Input for this task.

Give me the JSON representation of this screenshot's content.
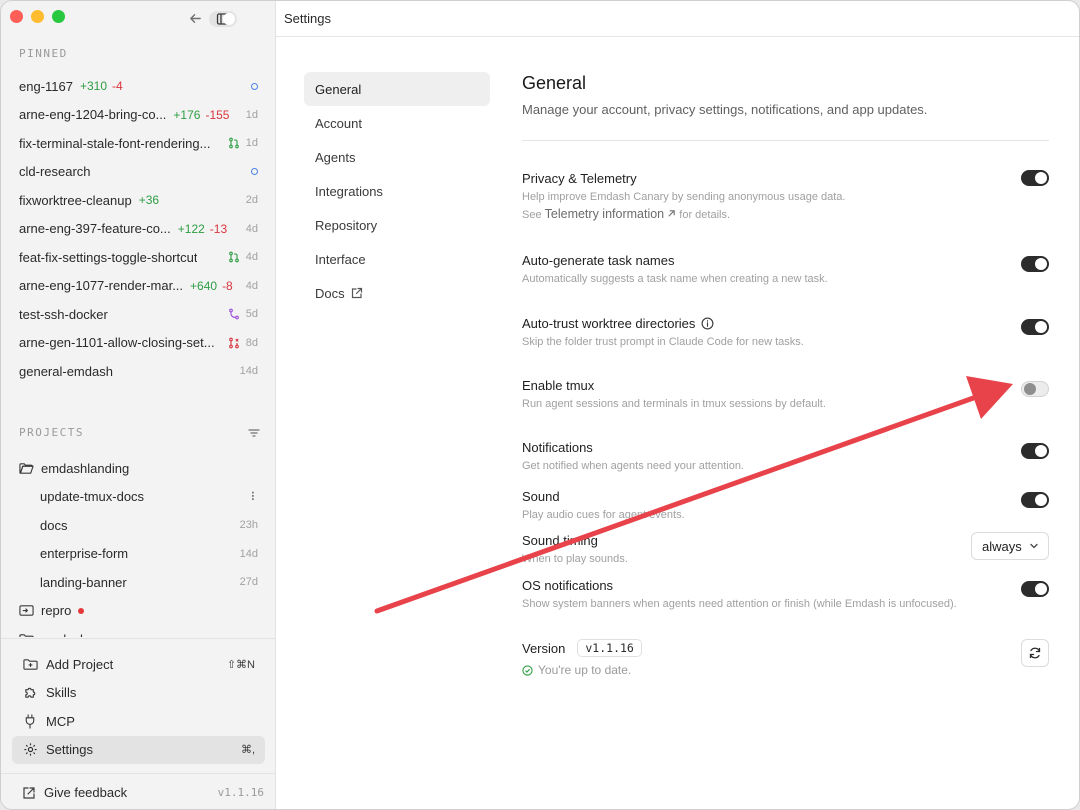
{
  "window": {
    "title": "Settings"
  },
  "sidebar": {
    "pinned_label": "PINNED",
    "pinned": [
      {
        "name": "eng-1167",
        "add": "+310",
        "del": "-4",
        "indicator": "dot",
        "age": ""
      },
      {
        "name": "arne-eng-1204-bring-co...",
        "add": "+176",
        "del": "-155",
        "indicator": "",
        "age": "1d"
      },
      {
        "name": "fix-terminal-stale-font-rendering...",
        "add": "",
        "del": "",
        "indicator": "pr-green",
        "age": "1d"
      },
      {
        "name": "cld-research",
        "add": "",
        "del": "",
        "indicator": "dot",
        "age": ""
      },
      {
        "name": "fixworktree-cleanup",
        "add": "+36",
        "del": "",
        "indicator": "",
        "age": "2d"
      },
      {
        "name": "arne-eng-397-feature-co...",
        "add": "+122",
        "del": "-13",
        "indicator": "",
        "age": "4d"
      },
      {
        "name": "feat-fix-settings-toggle-shortcut",
        "add": "",
        "del": "",
        "indicator": "pr-green",
        "age": "4d"
      },
      {
        "name": "arne-eng-1077-render-mar...",
        "add": "+640",
        "del": "-8",
        "indicator": "",
        "age": "4d"
      },
      {
        "name": "test-ssh-docker",
        "add": "",
        "del": "",
        "indicator": "branch-purple",
        "age": "5d"
      },
      {
        "name": "arne-gen-1101-allow-closing-set...",
        "add": "",
        "del": "",
        "indicator": "pr-red",
        "age": "8d"
      },
      {
        "name": "general-emdash",
        "add": "",
        "del": "",
        "indicator": "",
        "age": "14d"
      }
    ],
    "projects_label": "PROJECTS",
    "projects": {
      "emdashlanding": "emdashlanding",
      "sub_items": [
        {
          "name": "update-tmux-docs",
          "age": ""
        },
        {
          "name": "docs",
          "age": "23h"
        },
        {
          "name": "enterprise-form",
          "age": "14d"
        },
        {
          "name": "landing-banner",
          "age": "27d"
        }
      ],
      "repro": "repro",
      "emdash": "emdash"
    },
    "bottom": {
      "add_project": "Add Project",
      "add_project_kbd": "⇧⌘N",
      "skills": "Skills",
      "mcp": "MCP",
      "settings": "Settings",
      "settings_kbd": "⌘,"
    },
    "feedback": "Give feedback",
    "version": "v1.1.16"
  },
  "subnav": {
    "general": "General",
    "account": "Account",
    "agents": "Agents",
    "integrations": "Integrations",
    "repository": "Repository",
    "interface": "Interface",
    "docs": "Docs"
  },
  "general": {
    "title": "General",
    "description": "Manage your account, privacy settings, notifications, and app updates.",
    "privacy": {
      "title": "Privacy & Telemetry",
      "desc": "Help improve Emdash Canary by sending anonymous usage data.",
      "see": "See",
      "link": "Telemetry information",
      "for_details": "for details.",
      "on": true
    },
    "autogen": {
      "title": "Auto-generate task names",
      "desc": "Automatically suggests a task name when creating a new task.",
      "on": true
    },
    "autotrust": {
      "title": "Auto-trust worktree directories",
      "desc": "Skip the folder trust prompt in Claude Code for new tasks.",
      "on": true
    },
    "tmux": {
      "title": "Enable tmux",
      "desc": "Run agent sessions and terminals in tmux sessions by default.",
      "on": false
    },
    "notifications": {
      "title": "Notifications",
      "desc": "Get notified when agents need your attention.",
      "on": true
    },
    "sound": {
      "title": "Sound",
      "desc": "Play audio cues for agent events.",
      "on": true
    },
    "sound_timing": {
      "title": "Sound timing",
      "desc": "When to play sounds.",
      "value": "always"
    },
    "os_notifications": {
      "title": "OS notifications",
      "desc": "Show system banners when agents need attention or finish (while Emdash is unfocused).",
      "on": true
    },
    "version": {
      "label": "Version",
      "value": "v1.1.16",
      "status": "You're up to date."
    }
  },
  "colors": {
    "accent_add": "#2e9e44",
    "accent_del": "#d9363e",
    "toggle_on": "#2c2c2c",
    "annotation_arrow": "#e8434a"
  }
}
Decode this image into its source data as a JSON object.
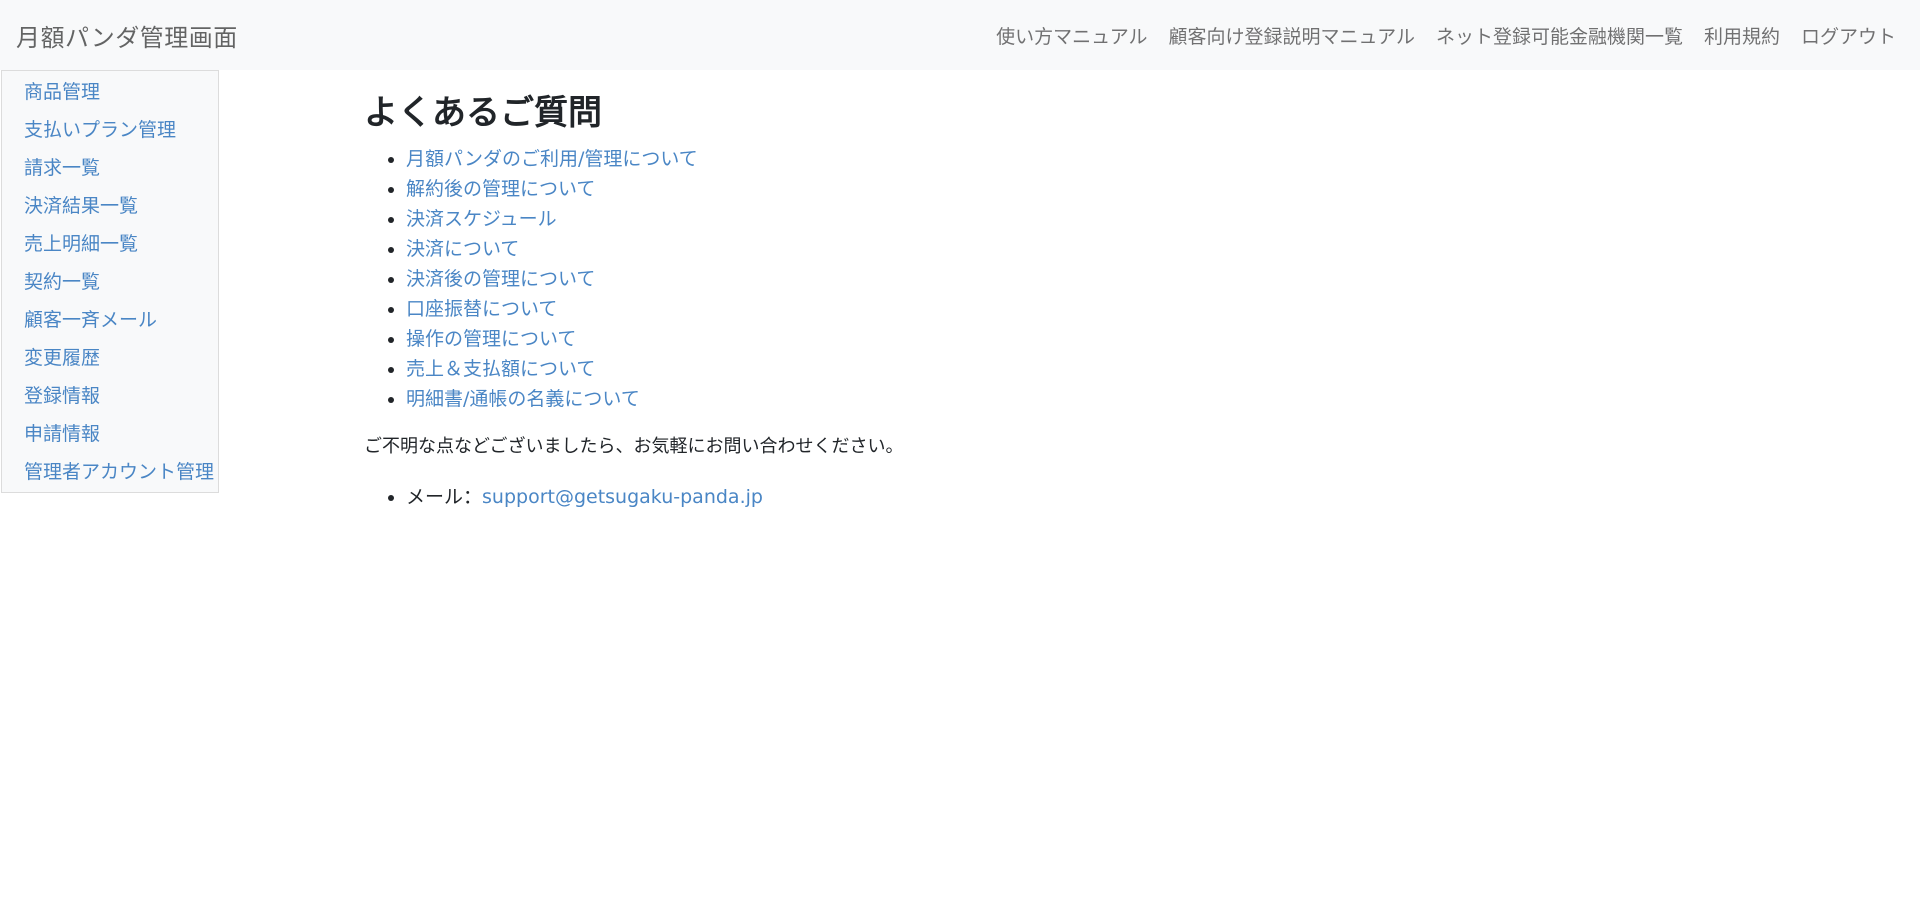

Problem statement. Check each line above for the string "agents", then copy the ones that have it.

In response.
    "agents": "Agents",
      "desc": "Get notified when agents need your attention.",
      "desc": "Show system banners when agents need attention or finish (while Emdash is unfocused).",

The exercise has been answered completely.